_JOB:_
Extract every one of the rows below verbatim, one per line, without altering any character.

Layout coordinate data
········

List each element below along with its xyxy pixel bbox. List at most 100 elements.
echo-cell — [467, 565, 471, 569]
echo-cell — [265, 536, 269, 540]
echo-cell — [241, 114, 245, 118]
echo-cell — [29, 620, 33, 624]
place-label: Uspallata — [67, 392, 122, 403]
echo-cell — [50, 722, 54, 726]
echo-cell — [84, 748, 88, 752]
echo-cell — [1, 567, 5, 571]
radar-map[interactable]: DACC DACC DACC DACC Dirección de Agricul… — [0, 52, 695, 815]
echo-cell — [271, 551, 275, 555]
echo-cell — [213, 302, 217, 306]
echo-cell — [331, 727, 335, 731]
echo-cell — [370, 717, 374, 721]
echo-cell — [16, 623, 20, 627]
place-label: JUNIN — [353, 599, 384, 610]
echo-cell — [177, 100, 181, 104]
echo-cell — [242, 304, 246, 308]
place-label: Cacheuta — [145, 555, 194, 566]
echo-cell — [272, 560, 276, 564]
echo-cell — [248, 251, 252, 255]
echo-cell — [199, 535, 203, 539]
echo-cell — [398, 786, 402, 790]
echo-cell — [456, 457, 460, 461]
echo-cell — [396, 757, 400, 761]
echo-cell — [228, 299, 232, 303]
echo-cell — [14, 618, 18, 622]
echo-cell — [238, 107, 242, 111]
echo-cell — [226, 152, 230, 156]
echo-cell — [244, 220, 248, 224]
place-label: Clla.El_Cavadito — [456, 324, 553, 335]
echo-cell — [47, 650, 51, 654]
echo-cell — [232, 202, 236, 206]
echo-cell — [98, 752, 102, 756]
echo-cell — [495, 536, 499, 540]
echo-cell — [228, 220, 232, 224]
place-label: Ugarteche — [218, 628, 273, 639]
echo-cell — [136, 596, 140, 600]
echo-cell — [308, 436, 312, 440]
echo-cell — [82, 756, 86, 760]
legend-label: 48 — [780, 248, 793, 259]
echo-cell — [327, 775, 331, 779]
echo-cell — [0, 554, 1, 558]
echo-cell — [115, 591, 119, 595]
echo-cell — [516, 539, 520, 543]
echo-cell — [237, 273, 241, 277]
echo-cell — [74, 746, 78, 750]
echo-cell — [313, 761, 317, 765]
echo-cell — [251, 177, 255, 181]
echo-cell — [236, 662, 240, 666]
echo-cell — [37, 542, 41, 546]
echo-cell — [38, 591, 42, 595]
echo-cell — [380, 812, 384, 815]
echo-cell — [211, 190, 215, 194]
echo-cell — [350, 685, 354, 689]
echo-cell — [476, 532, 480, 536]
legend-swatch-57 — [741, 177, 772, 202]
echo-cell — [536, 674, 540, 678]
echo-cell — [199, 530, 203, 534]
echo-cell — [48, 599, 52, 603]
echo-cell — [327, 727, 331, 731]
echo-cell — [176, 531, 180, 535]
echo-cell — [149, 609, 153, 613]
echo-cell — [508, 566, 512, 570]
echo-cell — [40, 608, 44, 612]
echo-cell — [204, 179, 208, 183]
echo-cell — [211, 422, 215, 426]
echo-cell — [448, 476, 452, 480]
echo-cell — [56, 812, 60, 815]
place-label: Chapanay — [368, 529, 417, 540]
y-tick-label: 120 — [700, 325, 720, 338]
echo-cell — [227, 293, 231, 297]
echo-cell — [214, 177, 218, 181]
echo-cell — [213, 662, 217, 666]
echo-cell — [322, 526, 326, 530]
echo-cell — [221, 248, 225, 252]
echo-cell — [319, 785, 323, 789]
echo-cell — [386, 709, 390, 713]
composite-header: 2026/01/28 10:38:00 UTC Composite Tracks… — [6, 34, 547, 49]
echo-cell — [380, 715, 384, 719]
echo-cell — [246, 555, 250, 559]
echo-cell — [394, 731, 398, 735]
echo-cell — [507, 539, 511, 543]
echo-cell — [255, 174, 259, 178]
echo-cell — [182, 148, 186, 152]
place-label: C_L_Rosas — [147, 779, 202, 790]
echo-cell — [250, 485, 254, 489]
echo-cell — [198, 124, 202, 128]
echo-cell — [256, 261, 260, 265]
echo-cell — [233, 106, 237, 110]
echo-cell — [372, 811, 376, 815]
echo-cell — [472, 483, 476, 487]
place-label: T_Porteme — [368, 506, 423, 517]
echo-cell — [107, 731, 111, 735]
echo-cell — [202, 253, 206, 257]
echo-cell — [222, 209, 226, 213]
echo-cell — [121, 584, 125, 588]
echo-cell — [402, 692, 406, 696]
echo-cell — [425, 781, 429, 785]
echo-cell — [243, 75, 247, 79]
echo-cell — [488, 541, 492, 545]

········

_TASK RESULT:_
List each element below along with its xyxy pixel bbox. List at most 100 elements.
echo-cell — [467, 565, 471, 569]
echo-cell — [265, 536, 269, 540]
echo-cell — [241, 114, 245, 118]
echo-cell — [29, 620, 33, 624]
place-label: Uspallata — [67, 392, 122, 403]
echo-cell — [50, 722, 54, 726]
echo-cell — [84, 748, 88, 752]
echo-cell — [1, 567, 5, 571]
radar-map[interactable]: DACC DACC DACC DACC Dirección de Agricul… — [0, 52, 695, 815]
echo-cell — [271, 551, 275, 555]
echo-cell — [213, 302, 217, 306]
echo-cell — [331, 727, 335, 731]
echo-cell — [370, 717, 374, 721]
echo-cell — [16, 623, 20, 627]
place-label: JUNIN — [353, 599, 384, 610]
echo-cell — [177, 100, 181, 104]
echo-cell — [242, 304, 246, 308]
place-label: Cacheuta — [145, 555, 194, 566]
echo-cell — [272, 560, 276, 564]
echo-cell — [248, 251, 252, 255]
echo-cell — [199, 535, 203, 539]
echo-cell — [398, 786, 402, 790]
echo-cell — [456, 457, 460, 461]
echo-cell — [396, 757, 400, 761]
echo-cell — [228, 299, 232, 303]
echo-cell — [14, 618, 18, 622]
echo-cell — [238, 107, 242, 111]
echo-cell — [226, 152, 230, 156]
echo-cell — [244, 220, 248, 224]
place-label: Clla.El_Cavadito — [456, 324, 553, 335]
echo-cell — [47, 650, 51, 654]
echo-cell — [232, 202, 236, 206]
echo-cell — [98, 752, 102, 756]
echo-cell — [495, 536, 499, 540]
echo-cell — [228, 220, 232, 224]
place-label: Ugarteche — [218, 628, 273, 639]
echo-cell — [136, 596, 140, 600]
echo-cell — [308, 436, 312, 440]
echo-cell — [82, 756, 86, 760]
legend-label: 48 — [780, 248, 793, 259]
echo-cell — [327, 775, 331, 779]
echo-cell — [0, 554, 1, 558]
echo-cell — [115, 591, 119, 595]
echo-cell — [516, 539, 520, 543]
echo-cell — [237, 273, 241, 277]
echo-cell — [74, 746, 78, 750]
echo-cell — [313, 761, 317, 765]
echo-cell — [251, 177, 255, 181]
echo-cell — [236, 662, 240, 666]
echo-cell — [37, 542, 41, 546]
echo-cell — [38, 591, 42, 595]
echo-cell — [380, 812, 384, 815]
echo-cell — [211, 190, 215, 194]
echo-cell — [350, 685, 354, 689]
echo-cell — [476, 532, 480, 536]
legend-swatch-57 — [741, 177, 772, 202]
echo-cell — [536, 674, 540, 678]
echo-cell — [199, 530, 203, 534]
echo-cell — [48, 599, 52, 603]
echo-cell — [327, 727, 331, 731]
echo-cell — [176, 531, 180, 535]
echo-cell — [149, 609, 153, 613]
echo-cell — [508, 566, 512, 570]
echo-cell — [40, 608, 44, 612]
echo-cell — [204, 179, 208, 183]
echo-cell — [211, 422, 215, 426]
echo-cell — [448, 476, 452, 480]
echo-cell — [56, 812, 60, 815]
place-label: Chapanay — [368, 529, 417, 540]
y-tick-label: 120 — [700, 325, 720, 338]
echo-cell — [227, 293, 231, 297]
echo-cell — [214, 177, 218, 181]
echo-cell — [213, 662, 217, 666]
echo-cell — [322, 526, 326, 530]
echo-cell — [221, 248, 225, 252]
echo-cell — [319, 785, 323, 789]
echo-cell — [386, 709, 390, 713]
composite-header: 2026/01/28 10:38:00 UTC Composite Tracks… — [6, 34, 547, 49]
echo-cell — [380, 715, 384, 719]
echo-cell — [246, 555, 250, 559]
echo-cell — [394, 731, 398, 735]
echo-cell — [507, 539, 511, 543]
echo-cell — [255, 174, 259, 178]
echo-cell — [182, 148, 186, 152]
place-label: C_L_Rosas — [147, 779, 202, 790]
echo-cell — [250, 485, 254, 489]
echo-cell — [198, 124, 202, 128]
echo-cell — [256, 261, 260, 265]
echo-cell — [233, 106, 237, 110]
echo-cell — [372, 811, 376, 815]
echo-cell — [472, 483, 476, 487]
place-label: T_Porteme — [368, 506, 423, 517]
echo-cell — [107, 731, 111, 735]
echo-cell — [202, 253, 206, 257]
echo-cell — [222, 209, 226, 213]
echo-cell — [121, 584, 125, 588]
echo-cell — [402, 692, 406, 696]
echo-cell — [425, 781, 429, 785]
echo-cell — [243, 75, 247, 79]
echo-cell — [488, 541, 492, 545]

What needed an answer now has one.